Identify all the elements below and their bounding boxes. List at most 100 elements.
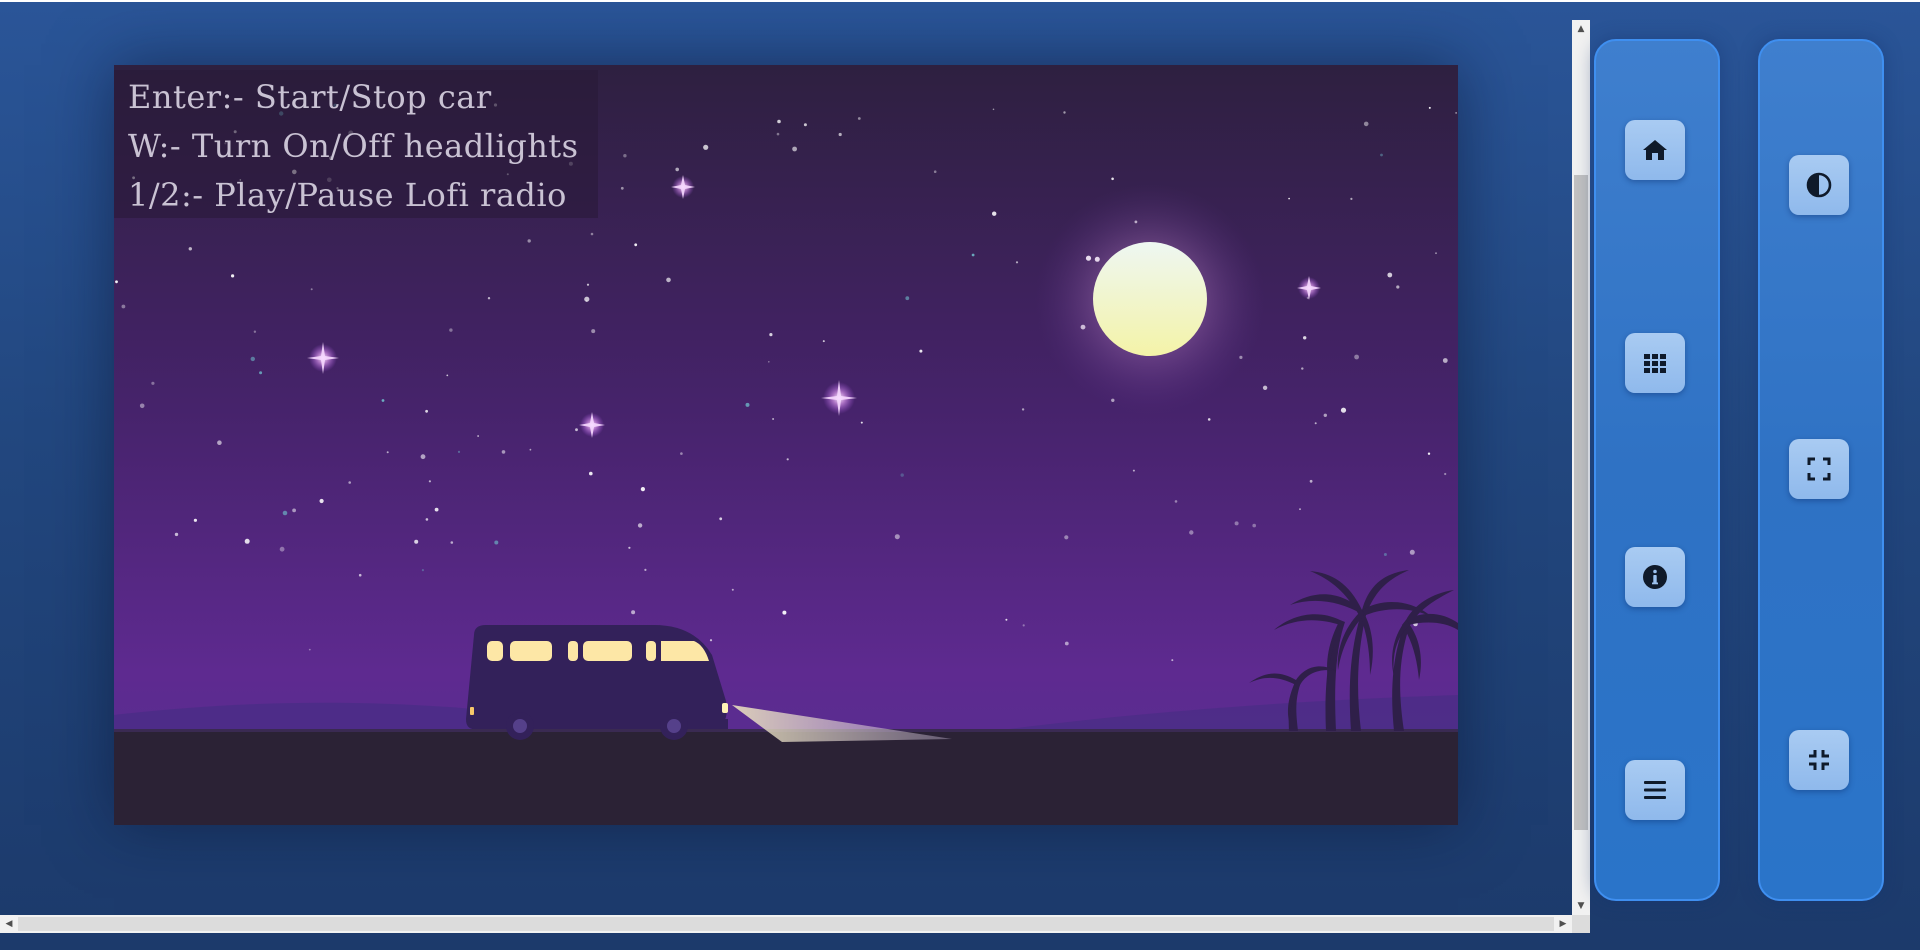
- star: [348, 481, 351, 484]
- star: [188, 247, 192, 251]
- star: [894, 534, 900, 540]
- star: [586, 283, 590, 286]
- star: [139, 403, 145, 409]
- scroll-right-arrow-icon[interactable]: ▶: [1554, 915, 1572, 933]
- star: [1171, 659, 1174, 662]
- star: [1301, 367, 1304, 370]
- horizontal-scrollbar[interactable]: ◀ ▶: [0, 915, 1572, 933]
- scroll-left-arrow-icon[interactable]: ◀: [0, 915, 18, 933]
- star: [1383, 553, 1387, 556]
- info-icon: [1643, 565, 1667, 589]
- star: [637, 523, 643, 528]
- exit-fullscreen-icon: [1809, 750, 1829, 770]
- star: [640, 487, 646, 492]
- star: [487, 297, 491, 300]
- star: [319, 498, 324, 504]
- star: [386, 451, 389, 454]
- star: [1207, 418, 1211, 421]
- horizontal-scroll-thumb[interactable]: [18, 917, 1554, 931]
- star: [421, 569, 424, 572]
- star: [803, 123, 807, 127]
- star: [282, 510, 288, 516]
- star: [1299, 508, 1301, 511]
- star: [919, 349, 923, 353]
- contrast-toggle-button[interactable]: [1789, 155, 1849, 215]
- star: [838, 132, 842, 137]
- star: [634, 243, 638, 247]
- star: [449, 328, 453, 332]
- star: [121, 304, 126, 309]
- star: [529, 448, 532, 451]
- info-button[interactable]: [1625, 547, 1685, 607]
- home-icon: [1643, 140, 1667, 160]
- star: [1428, 106, 1431, 109]
- star: [1063, 111, 1066, 114]
- star: [1350, 197, 1353, 200]
- star: [231, 274, 235, 278]
- star: [782, 610, 787, 615]
- star: [259, 371, 263, 375]
- star: [434, 507, 439, 512]
- star: [731, 588, 734, 591]
- star: [501, 450, 506, 454]
- star: [786, 458, 789, 461]
- lofi-night-scene[interactable]: Enter:- Start/Stop car W:- Turn On/Off h…: [114, 65, 1458, 825]
- vertical-scroll-thumb[interactable]: [1574, 175, 1588, 830]
- star: [1132, 469, 1135, 472]
- star: [450, 541, 454, 544]
- home-button[interactable]: [1625, 120, 1685, 180]
- star: [620, 186, 624, 190]
- hamburger-menu-icon: [1644, 781, 1666, 799]
- star: [1323, 413, 1328, 417]
- star: [151, 381, 155, 385]
- exit-fullscreen-button[interactable]: [1789, 730, 1849, 790]
- star: [1340, 407, 1347, 413]
- star: [772, 418, 775, 420]
- star: [425, 518, 429, 521]
- star: [310, 288, 313, 291]
- star: [414, 539, 419, 544]
- left-nav-panel: [1594, 39, 1720, 901]
- star: [446, 374, 449, 377]
- star: [1005, 618, 1008, 621]
- camper-van: [466, 625, 728, 740]
- star: [1189, 530, 1194, 535]
- star: [792, 146, 797, 152]
- star: [253, 330, 257, 333]
- star: [1021, 408, 1025, 411]
- star: [719, 517, 723, 521]
- scroll-up-arrow-icon[interactable]: ▲: [1572, 20, 1590, 38]
- star: [992, 108, 995, 111]
- star: [358, 573, 362, 577]
- apps-grid-button[interactable]: [1625, 333, 1685, 393]
- page-viewport: Enter:- Start/Stop car W:- Turn On/Off h…: [0, 2, 1920, 950]
- star: [631, 610, 636, 615]
- ground: [114, 731, 1458, 825]
- star: [1022, 624, 1025, 627]
- star: [628, 546, 631, 549]
- fullscreen-button[interactable]: [1789, 439, 1849, 499]
- star: [494, 540, 499, 545]
- star: [1380, 153, 1383, 157]
- scroll-down-arrow-icon[interactable]: ▼: [1572, 897, 1590, 915]
- star: [992, 211, 997, 216]
- star: [1435, 252, 1437, 255]
- right-control-panel: [1758, 39, 1884, 901]
- star: [644, 568, 647, 571]
- star: [1234, 521, 1239, 526]
- star: [527, 239, 531, 243]
- star: [822, 340, 825, 343]
- star: [769, 333, 773, 337]
- fullscreen-icon: [1807, 457, 1831, 481]
- star: [933, 170, 937, 173]
- star: [900, 473, 904, 477]
- star: [1303, 336, 1307, 340]
- star: [292, 508, 296, 513]
- moon: [1035, 184, 1265, 414]
- star: [680, 452, 683, 455]
- vertical-scrollbar[interactable]: ▲ ▼: [1572, 20, 1590, 915]
- star: [666, 277, 671, 283]
- menu-button[interactable]: [1625, 760, 1685, 820]
- scrollbar-corner: [1572, 915, 1590, 933]
- star: [1064, 535, 1069, 540]
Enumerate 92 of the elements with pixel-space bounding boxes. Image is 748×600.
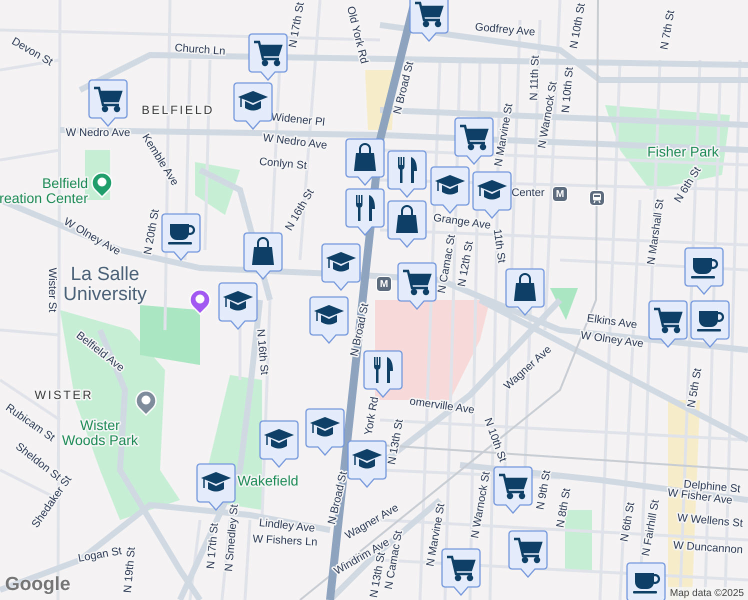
google-logo: Google <box>5 574 70 596</box>
cart-pin[interactable] <box>248 33 288 81</box>
street-label: W Nedro Ave <box>262 132 328 152</box>
street-label: N 17th St <box>287 1 307 49</box>
park-area <box>550 288 578 320</box>
university-pin[interactable] <box>188 287 212 315</box>
street-label: Conlyn St <box>258 156 308 172</box>
street-label: N Marvine St <box>424 502 448 568</box>
street-label: Wister St <box>46 268 58 312</box>
street-label: W Fishers Ln <box>252 533 318 549</box>
street-label: N 5th St <box>686 367 704 409</box>
street-label: 11th St <box>490 228 508 264</box>
street-label: Logan St <box>77 545 123 565</box>
street-label: N Smedley St <box>223 504 241 572</box>
street-label: Lindley Ave <box>258 517 316 535</box>
street-label: N Marvine St <box>492 102 516 168</box>
cart-pin[interactable] <box>409 0 449 42</box>
street-label: N 10th St <box>560 66 576 114</box>
graduation-cap-pin[interactable] <box>218 282 258 330</box>
cup-pin[interactable] <box>626 562 666 600</box>
street-label: Elkins Ave <box>586 312 638 332</box>
street-label: York Rd <box>362 396 382 436</box>
street-label: N 10th St <box>482 416 509 464</box>
street-label: N 8th St <box>554 487 574 529</box>
park-label: Wakefield <box>238 472 298 489</box>
bag-pin[interactable] <box>345 138 385 186</box>
graduation-cap-pin[interactable] <box>430 166 470 214</box>
area-label: BELFIELD <box>142 103 214 118</box>
cart-pin[interactable] <box>454 117 494 165</box>
graduation-cap-pin[interactable] <box>309 296 349 344</box>
street-label: N 6th St <box>618 501 638 543</box>
street-label: Grange Ave <box>432 212 492 232</box>
cup-pin[interactable] <box>690 300 730 348</box>
fork-knife-pin[interactable] <box>345 188 385 236</box>
graduation-cap-pin[interactable] <box>321 243 361 291</box>
street-label: N 9th St <box>534 469 554 511</box>
cup-pin[interactable] <box>161 213 201 261</box>
street-label: N Fairhill St <box>640 498 662 558</box>
street-label: Center <box>511 186 545 199</box>
metro-station-marker[interactable]: M <box>376 276 392 292</box>
street-label: N 19th St <box>122 546 138 594</box>
street-label: N 10th St <box>568 2 588 50</box>
street-label: N 16th St <box>254 328 270 376</box>
graduation-cap-pin[interactable] <box>305 408 345 456</box>
street-label: N Camac St <box>436 234 458 294</box>
park-label: Belfield reation Center <box>0 175 88 206</box>
street-label: N 20th St <box>142 208 162 256</box>
street-label: N Broad St <box>392 60 416 116</box>
street-label: N 6th St <box>672 164 704 205</box>
park-area <box>195 162 240 215</box>
fork-knife-pin[interactable] <box>363 350 403 398</box>
street-label: N Broad St <box>348 302 372 358</box>
street-label: N 17th St <box>204 522 221 570</box>
street-label: W Nedro Ave <box>66 126 130 139</box>
street-label: N Broad St <box>326 470 350 526</box>
street-label: N 12th St <box>456 240 476 288</box>
park-label: Wister Woods Park <box>62 417 138 448</box>
street-label: Church Ln <box>174 42 226 58</box>
street-label: N 11th St <box>528 55 542 101</box>
street-label: W Olney Ave <box>580 330 644 350</box>
park-pin[interactable] <box>90 170 114 198</box>
place-label: La Salle University <box>63 264 147 305</box>
street-label: N 7th St <box>658 9 678 51</box>
cart-pin[interactable] <box>508 530 548 578</box>
bag-pin[interactable] <box>387 200 427 248</box>
fork-knife-pin[interactable] <box>387 150 427 198</box>
bag-pin[interactable] <box>243 232 283 280</box>
street-label: Godfrey Ave <box>474 21 536 39</box>
street-label: omerville Ave <box>408 395 476 416</box>
graduation-cap-pin[interactable] <box>233 82 273 130</box>
metro-station-marker[interactable]: M <box>552 186 568 202</box>
area-label: WISTER <box>34 388 94 402</box>
street-label: N Warnock St <box>469 470 493 540</box>
cart-pin[interactable] <box>441 548 481 596</box>
street-label: W Wellens St <box>676 512 744 530</box>
street-label: N Marshall St <box>645 198 666 266</box>
bag-pin[interactable] <box>505 268 545 316</box>
graduation-cap-pin[interactable] <box>259 420 299 468</box>
cart-pin[interactable] <box>648 300 688 348</box>
school-pin[interactable] <box>134 388 158 416</box>
street-label: W Duncannon <box>672 540 744 556</box>
train-icon[interactable] <box>589 190 605 206</box>
cup-pin[interactable] <box>684 247 724 295</box>
park-label: Fisher Park <box>647 144 719 160</box>
graduation-cap-pin[interactable] <box>347 440 387 488</box>
street-label: Old York Rd <box>344 5 370 65</box>
sports-field <box>140 305 200 365</box>
cart-pin[interactable] <box>88 79 128 127</box>
cart-pin[interactable] <box>493 466 533 514</box>
graduation-cap-pin[interactable] <box>472 171 512 219</box>
street-label: Widener Pl <box>270 111 326 129</box>
street-label: N 13th St <box>386 418 406 466</box>
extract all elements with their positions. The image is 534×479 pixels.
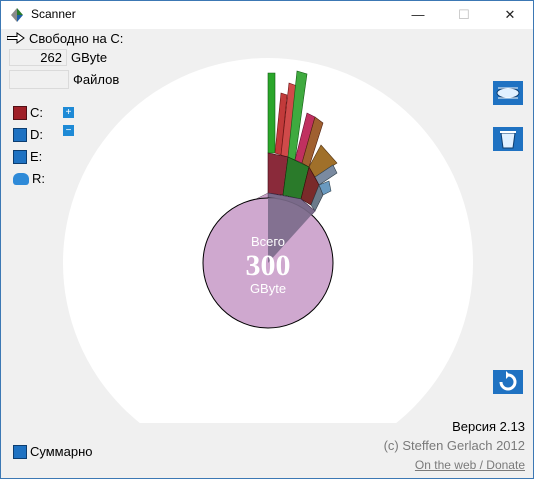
summary-toggle[interactable]: Суммарно <box>13 444 93 459</box>
disk-usage-sunburst[interactable]: Всего 300 GByte <box>53 53 483 423</box>
total-caption: Всего <box>251 234 285 249</box>
drive-d-item[interactable]: D: <box>13 127 43 142</box>
refresh-icon[interactable] <box>492 368 524 396</box>
trash-icon[interactable] <box>492 125 524 153</box>
version-label: Версия 2.13 <box>452 419 525 434</box>
free-space-row[interactable]: Свободно на C: <box>7 29 123 47</box>
app-icon <box>11 8 23 22</box>
drive-c-icon <box>13 105 27 120</box>
drive-c-item[interactable]: C: <box>13 105 43 120</box>
drive-r-item[interactable]: R: <box>13 171 45 186</box>
minimize-button[interactable]: — <box>395 1 441 29</box>
window-title: Scanner <box>31 7 76 21</box>
drive-r-icon <box>13 172 29 185</box>
drive-d-icon <box>13 127 27 142</box>
free-space-label: Свободно на C: <box>29 30 124 46</box>
drive-c-label: C: <box>30 105 43 120</box>
summary-label: Суммарно <box>30 444 93 459</box>
total-value: 300 <box>246 249 291 282</box>
total-unit: GByte <box>250 281 286 296</box>
scanner-window: Scanner — ☐ ✕ Свободно на C: 262 GByte Ф… <box>0 0 534 479</box>
drive-e-item[interactable]: E: <box>13 149 42 164</box>
arrow-right-icon <box>7 32 25 44</box>
close-button[interactable]: ✕ <box>487 1 533 29</box>
drive-view-button[interactable] <box>492 79 524 107</box>
drive-r-label: R: <box>32 171 45 186</box>
summary-icon <box>13 444 27 459</box>
maximize-button[interactable]: ☐ <box>441 1 487 29</box>
drive-e-label: E: <box>30 149 43 164</box>
drive-e-icon <box>13 149 27 164</box>
drive-d-label: D: <box>30 127 43 142</box>
copyright-label: (c) Steffen Gerlach 2012 <box>383 438 525 453</box>
web-donate-link[interactable]: On the web / Donate <box>415 458 525 472</box>
title-bar: Scanner — ☐ ✕ <box>1 1 533 29</box>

· · · · ·

## AIM OF THE TASK
Swap "Wister St" for "Wister Ave" in the entries that start with the line containing "google-logo: Google <box>5 574 70 596</box>" and go on through the line containing "street-label: N 10th St <box>568". Give only those lines, with nothing else changed.

## EXERCISE RESULT
google-logo: Google <box>5 574 70 596</box>
cart-pin[interactable] <box>248 33 288 81</box>
street-label: W Nedro Ave <box>262 132 328 152</box>
street-label: N 17th St <box>287 1 307 49</box>
park-area <box>550 288 578 320</box>
university-pin[interactable] <box>188 287 212 315</box>
street-label: Conlyn St <box>258 156 308 172</box>
street-label: N Marvine St <box>424 502 448 568</box>
street-label: Wister Ave <box>46 268 58 312</box>
street-label: W Fishers Ln <box>252 533 318 549</box>
street-label: N 5th St <box>686 367 704 409</box>
street-label: 11th St <box>490 228 508 264</box>
street-label: Logan St <box>77 545 123 565</box>
street-label: N Smedley St <box>223 504 241 572</box>
street-label: Lindley Ave <box>258 517 316 535</box>
street-label: N Marvine St <box>492 102 516 168</box>
cart-pin[interactable] <box>409 0 449 42</box>
street-label: N 10th St <box>560 66 576 114</box>
graduation-cap-pin[interactable] <box>218 282 258 330</box>
cup-pin[interactable] <box>626 562 666 600</box>
street-label: Elkins Ave <box>586 312 638 332</box>
street-label: York Rd <box>362 396 382 436</box>
street-label: N 10th St <box>482 416 509 464</box>
street-label: N 8th St <box>554 487 574 529</box>
park-label: Wakefield <box>238 472 298 489</box>
bag-pin[interactable] <box>345 138 385 186</box>
graduation-cap-pin[interactable] <box>430 166 470 214</box>
area-label: BELFIELD <box>142 103 214 118</box>
cart-pin[interactable] <box>454 117 494 165</box>
graduation-cap-pin[interactable] <box>309 296 349 344</box>
street-label: N 6th St <box>618 501 638 543</box>
street-label: Grange Ave <box>432 212 492 232</box>
cup-pin[interactable] <box>690 300 730 348</box>
fork-knife-pin[interactable] <box>345 188 385 236</box>
graduation-cap-pin[interactable] <box>321 243 361 291</box>
street-label: N 9th St <box>534 469 554 511</box>
cup-pin[interactable] <box>161 213 201 261</box>
street-label: N Fairhill St <box>640 498 662 558</box>
street-label: Center <box>511 186 545 199</box>
metro-station-marker[interactable]: M <box>376 276 392 292</box>
street-label: N 19th St <box>122 546 138 594</box>
street-label: N 10th St <box>568 2 588 50</box>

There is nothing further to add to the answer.